SELECTED PASSAGE:
****************

In March 2011, reports flourished that Lake would be making a possible television comeback in 2012. A month later, on April 20, Twentieth Television announced that it would develop Lake's new program.

On May 23, 2011, a U.S. federal trademark registration number 85328080 was filed by 20th Century Fox Film Corporation, giving a description for the new show with the title as The Ricki Lake Show. The request for the title was approved, with Lake herself just required to sign off. In June 2011, a logo banner for The Ricki Lake Show appeared on the websites for trade magazines such as TelevisionWeek and Broadcasting & Cable. In August 2011, an ad for the new show appeared on its YouTube channel.

In November 2011, The Ricki Lake Show was sold to stations across the United States, and other countries. Though the show was picked up by some stations, the producers were officially waiting for a launch group, with Fox and/or NBC being a possibility. According to the industry trade TVNewsCheck, "many syndication observers say NBC stations and Fox stations may end up cherry-picking Jeff Probst and Ricki Lake in large TV markets". (Survivor host Probst debuted his daytime talk show also in September 2012.) On November 8, 2011, Twentieth announced that 11 of Tribune Broadcasting's stations picked up the show, with WPIX/New York City using the show to replace Anderson, which it lost to Fox-owned WNYW in 2012 due to the lackluster performance and timeslot WPIX had with the program. On November 17, 2011, Lake's show was cleared in over 50% of the United States, with most of the major market commitments coming from Fox (including its co-owned KTTV/Los Angeles and WFLD/Chicago), Local TV and Sinclair stations. By December 2011, Twentieth reported that the show had been cleared in over 80% of the country with more broadcasters (including Journal Communications and Hearst Television) adding the program to their outlets. By January 2012, the show had been cleared in over 90% of the country. Lake cited her performance on Dancing with the Stars as the reason behind the interest in her show.

On February 4, 2013, it was announced that The Ricki Lake Show would not return for a second season due to low ratings, with the series averaging only 926,000 viewers. Despite not being renewed for another season, The Ricki Lake Show continued production until March 21, 2013 and reruns aired throughout the summer. The series aired for the final time on September 6, 2013.

****************

EXTRACTED MATERIAL:
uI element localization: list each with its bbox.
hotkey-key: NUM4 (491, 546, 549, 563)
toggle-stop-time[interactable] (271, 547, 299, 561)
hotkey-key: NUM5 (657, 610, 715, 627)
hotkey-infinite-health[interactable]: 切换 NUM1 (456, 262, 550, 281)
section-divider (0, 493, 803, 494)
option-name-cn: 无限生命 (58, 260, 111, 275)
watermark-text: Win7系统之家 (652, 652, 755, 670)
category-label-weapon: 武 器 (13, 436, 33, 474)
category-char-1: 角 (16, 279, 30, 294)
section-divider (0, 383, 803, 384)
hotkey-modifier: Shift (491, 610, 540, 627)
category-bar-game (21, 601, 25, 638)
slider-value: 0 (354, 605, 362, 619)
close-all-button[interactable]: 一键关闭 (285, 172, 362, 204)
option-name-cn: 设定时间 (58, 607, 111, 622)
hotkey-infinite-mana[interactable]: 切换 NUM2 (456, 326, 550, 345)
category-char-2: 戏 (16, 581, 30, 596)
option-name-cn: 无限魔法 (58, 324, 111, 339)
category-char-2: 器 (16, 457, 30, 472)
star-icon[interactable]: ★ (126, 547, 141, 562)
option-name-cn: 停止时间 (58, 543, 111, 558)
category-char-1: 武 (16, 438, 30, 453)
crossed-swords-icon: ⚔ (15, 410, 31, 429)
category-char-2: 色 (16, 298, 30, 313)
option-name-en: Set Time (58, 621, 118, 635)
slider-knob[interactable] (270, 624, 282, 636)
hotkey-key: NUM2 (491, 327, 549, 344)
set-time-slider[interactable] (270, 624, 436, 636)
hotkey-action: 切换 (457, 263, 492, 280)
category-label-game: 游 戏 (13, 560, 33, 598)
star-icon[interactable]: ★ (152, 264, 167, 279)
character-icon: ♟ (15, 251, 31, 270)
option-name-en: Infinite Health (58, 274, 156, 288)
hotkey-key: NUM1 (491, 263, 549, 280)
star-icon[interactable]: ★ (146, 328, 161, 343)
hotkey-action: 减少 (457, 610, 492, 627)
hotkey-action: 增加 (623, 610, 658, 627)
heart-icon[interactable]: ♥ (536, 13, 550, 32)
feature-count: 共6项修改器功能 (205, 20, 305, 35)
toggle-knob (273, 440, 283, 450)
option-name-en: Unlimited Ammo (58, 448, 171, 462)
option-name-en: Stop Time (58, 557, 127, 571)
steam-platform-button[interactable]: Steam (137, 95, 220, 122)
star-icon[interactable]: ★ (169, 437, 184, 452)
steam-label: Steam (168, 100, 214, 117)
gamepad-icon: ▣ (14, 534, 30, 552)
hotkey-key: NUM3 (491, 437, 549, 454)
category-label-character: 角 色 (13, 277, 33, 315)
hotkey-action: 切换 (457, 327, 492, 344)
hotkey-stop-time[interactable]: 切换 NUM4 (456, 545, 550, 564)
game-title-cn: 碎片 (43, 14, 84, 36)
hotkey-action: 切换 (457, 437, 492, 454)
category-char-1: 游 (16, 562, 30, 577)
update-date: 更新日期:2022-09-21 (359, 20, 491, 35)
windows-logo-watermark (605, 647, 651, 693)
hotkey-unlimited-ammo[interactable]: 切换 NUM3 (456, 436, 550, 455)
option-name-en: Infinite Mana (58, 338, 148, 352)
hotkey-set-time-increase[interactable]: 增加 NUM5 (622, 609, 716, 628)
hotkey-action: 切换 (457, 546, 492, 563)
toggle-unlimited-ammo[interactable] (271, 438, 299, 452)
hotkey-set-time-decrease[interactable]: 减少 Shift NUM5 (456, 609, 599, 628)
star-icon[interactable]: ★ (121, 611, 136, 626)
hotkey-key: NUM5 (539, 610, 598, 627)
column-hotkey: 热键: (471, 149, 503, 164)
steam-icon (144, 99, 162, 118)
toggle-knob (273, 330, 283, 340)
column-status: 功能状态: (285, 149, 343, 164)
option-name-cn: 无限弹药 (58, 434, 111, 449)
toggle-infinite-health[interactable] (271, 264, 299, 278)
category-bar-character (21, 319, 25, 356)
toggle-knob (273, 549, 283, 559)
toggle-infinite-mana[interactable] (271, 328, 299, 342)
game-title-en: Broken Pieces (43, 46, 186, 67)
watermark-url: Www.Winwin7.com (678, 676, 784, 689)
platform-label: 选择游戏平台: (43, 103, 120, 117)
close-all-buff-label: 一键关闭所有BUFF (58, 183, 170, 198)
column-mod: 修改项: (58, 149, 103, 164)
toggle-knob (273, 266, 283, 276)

****************

WHAT THIS EXERCISE ASKS:
**1)** According to the passage about The Ricki Lake Show, what did Lake cite as the reason for the interest in her show?
**2)** Carry on the passage about The Ricki Lake Show, starting after its last sentence.

RESULTS IN ORDER:
**1)** She cited her performance on Dancing with the Stars.

**2)**
==Critical response==
Lake's return to daytime television was welcomed by critics, who saw her as the possible successor to Oprah Winfrey, by whom Lake was inspired. Brian Lowry of Variety explored the possibility for this series to be as successful as her first, saying that he "thinks she makes sense. I don't know that there's a big clamoring for another talk show, and one fronted by her, but the truth is that she's done it."

Kevin Downey of TV NewsCheck also gave the show a positive review during an interview with Lake after having attended a taping, noting that "This time, they (referring to the audience) just seem to want Lake to know they're happy she's back."

==Ratings==
Out of the five new talk shows to premiere during the 2012–2013 television season, Ricki Lake ranked fourth, behind Katie, Steve Harvey, and The Jeff Probst Show, but ahead of The Trisha Goddard Show. Katie, Probst, and Trisha have since been cancelled, leaving Harvey as the only one to successfully do well in the ratings. During the week of November 5, 2012, Ricki Lake averaged 924,000 viewers.

==International broadcasts==
Global picked up the program for Canada, which debuted the program on September 10, 2012, the same date as the US airing. The series has also been acquired by FX (UK) who will air the show as part of a rebrand, becoming Fox.

==Awards and nominations==
Lake was nominated for Favorite New Talk Show host for the series at the 39th People's Choice Awards, but lost to Steve Harvey.

Lake was nominated and won a Daytime Emmy Award for the category of "Outstanding Talk Show Host" June 16, 2013.